- RECORDS TO USE:
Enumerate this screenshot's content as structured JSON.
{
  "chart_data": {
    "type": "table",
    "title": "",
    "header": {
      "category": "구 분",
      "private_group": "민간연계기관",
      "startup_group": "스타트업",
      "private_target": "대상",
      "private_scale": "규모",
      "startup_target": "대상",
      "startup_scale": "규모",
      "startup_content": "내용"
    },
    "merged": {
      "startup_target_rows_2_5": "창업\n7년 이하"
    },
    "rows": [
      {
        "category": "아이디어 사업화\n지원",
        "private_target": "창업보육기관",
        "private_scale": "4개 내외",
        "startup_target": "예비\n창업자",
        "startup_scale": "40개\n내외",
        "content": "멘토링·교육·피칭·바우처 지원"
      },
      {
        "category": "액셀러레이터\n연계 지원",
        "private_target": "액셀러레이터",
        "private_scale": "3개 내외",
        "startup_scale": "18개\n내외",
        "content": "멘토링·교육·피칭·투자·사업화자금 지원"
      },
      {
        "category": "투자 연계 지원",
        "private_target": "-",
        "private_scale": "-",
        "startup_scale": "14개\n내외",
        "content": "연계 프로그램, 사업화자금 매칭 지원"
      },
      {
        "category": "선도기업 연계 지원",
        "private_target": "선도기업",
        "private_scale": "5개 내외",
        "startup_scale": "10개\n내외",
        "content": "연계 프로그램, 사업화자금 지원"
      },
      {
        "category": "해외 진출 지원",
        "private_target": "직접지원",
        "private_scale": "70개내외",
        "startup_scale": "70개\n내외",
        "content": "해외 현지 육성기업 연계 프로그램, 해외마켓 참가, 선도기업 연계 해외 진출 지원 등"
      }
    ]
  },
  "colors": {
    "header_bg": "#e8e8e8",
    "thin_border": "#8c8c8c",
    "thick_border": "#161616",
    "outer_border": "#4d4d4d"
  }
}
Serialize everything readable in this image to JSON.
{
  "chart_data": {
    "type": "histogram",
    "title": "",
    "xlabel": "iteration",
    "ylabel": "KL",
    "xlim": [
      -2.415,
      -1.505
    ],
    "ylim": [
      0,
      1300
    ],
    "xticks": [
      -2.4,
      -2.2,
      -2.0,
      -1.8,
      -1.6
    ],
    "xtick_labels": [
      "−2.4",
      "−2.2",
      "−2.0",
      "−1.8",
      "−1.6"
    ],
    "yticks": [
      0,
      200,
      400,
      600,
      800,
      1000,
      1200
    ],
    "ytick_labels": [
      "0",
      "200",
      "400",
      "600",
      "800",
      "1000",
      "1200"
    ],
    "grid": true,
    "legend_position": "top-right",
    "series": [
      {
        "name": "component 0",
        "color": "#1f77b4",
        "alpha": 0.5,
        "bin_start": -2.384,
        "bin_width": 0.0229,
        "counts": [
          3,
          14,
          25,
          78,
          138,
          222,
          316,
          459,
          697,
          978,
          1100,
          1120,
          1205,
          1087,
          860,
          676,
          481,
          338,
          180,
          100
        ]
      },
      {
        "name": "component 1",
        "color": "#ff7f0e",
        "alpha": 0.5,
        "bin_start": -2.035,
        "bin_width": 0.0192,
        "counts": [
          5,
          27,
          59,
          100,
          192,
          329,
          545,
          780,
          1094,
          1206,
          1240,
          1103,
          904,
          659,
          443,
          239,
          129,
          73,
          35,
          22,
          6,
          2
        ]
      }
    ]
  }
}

- PROBLEM DETAILS:
Set down the material above again, word for word.

- RESULT BELOW:
Enumerate this screenshot's content as structured JSON.
{
  "chart_data": {
    "type": "table",
    "title": "",
    "header": {
      "category": "구 분",
      "private_group": "민간연계기관",
      "startup_group": "스타트업",
      "private_target": "대상",
      "private_scale": "규모",
      "startup_target": "대상",
      "startup_scale": "규모",
      "startup_content": "내용"
    },
    "merged": {
      "startup_target_rows_2_5": "창업\n7년 이하"
    },
    "rows": [
      {
        "category": "아이디어 사업화\n지원",
        "private_target": "창업보육기관",
        "private_scale": "4개 내외",
        "startup_target": "예비\n창업자",
        "startup_scale": "40개\n내외",
        "content": "멘토링·교육·피칭·바우처 지원"
      },
      {
        "category": "액셀러레이터\n연계 지원",
        "private_target": "액셀러레이터",
        "private_scale": "3개 내외",
        "startup_scale": "18개\n내외",
        "content": "멘토링·교육·피칭·투자·사업화자금 지원"
      },
      {
        "category": "투자 연계 지원",
        "private_target": "-",
        "private_scale": "-",
        "startup_scale": "14개\n내외",
        "content": "연계 프로그램, 사업화자금 매칭 지원"
      },
      {
        "category": "선도기업 연계 지원",
        "private_target": "선도기업",
        "private_scale": "5개 내외",
        "startup_scale": "10개\n내외",
        "content": "연계 프로그램, 사업화자금 지원"
      },
      {
        "category": "해외 진출 지원",
        "private_target": "직접지원",
        "private_scale": "70개내외",
        "startup_scale": "70개\n내외",
        "content": "해외 현지 육성기업 연계 프로그램, 해외마켓 참가, 선도기업 연계 해외 진출 지원 등"
      }
    ]
  },
  "colors": {
    "header_bg": "#e8e8e8",
    "thin_border": "#8c8c8c",
    "thick_border": "#161616",
    "outer_border": "#4d4d4d"
  }
}
Serialize everything readable in this image to JSON.
{
  "chart_data": {
    "type": "histogram",
    "title": "",
    "xlabel": "iteration",
    "ylabel": "KL",
    "xlim": [
      -2.415,
      -1.505
    ],
    "ylim": [
      0,
      1300
    ],
    "xticks": [
      -2.4,
      -2.2,
      -2.0,
      -1.8,
      -1.6
    ],
    "xtick_labels": [
      "−2.4",
      "−2.2",
      "−2.0",
      "−1.8",
      "−1.6"
    ],
    "yticks": [
      0,
      200,
      400,
      600,
      800,
      1000,
      1200
    ],
    "ytick_labels": [
      "0",
      "200",
      "400",
      "600",
      "800",
      "1000",
      "1200"
    ],
    "grid": true,
    "legend_position": "top-right",
    "series": [
      {
        "name": "component 0",
        "color": "#1f77b4",
        "alpha": 0.5,
        "bin_start": -2.384,
        "bin_width": 0.0229,
        "counts": [
          3,
          14,
          25,
          78,
          138,
          222,
          316,
          459,
          697,
          978,
          1100,
          1120,
          1205,
          1087,
          860,
          676,
          481,
          338,
          180,
          100
        ]
      },
      {
        "name": "component 1",
        "color": "#ff7f0e",
        "alpha": 0.5,
        "bin_start": -2.035,
        "bin_width": 0.0192,
        "counts": [
          5,
          27,
          59,
          100,
          192,
          329,
          545,
          780,
          1094,
          1206,
          1240,
          1103,
          904,
          659,
          443,
          239,
          129,
          73,
          35,
          22,
          6,
          2
        ]
      }
    ]
  }
}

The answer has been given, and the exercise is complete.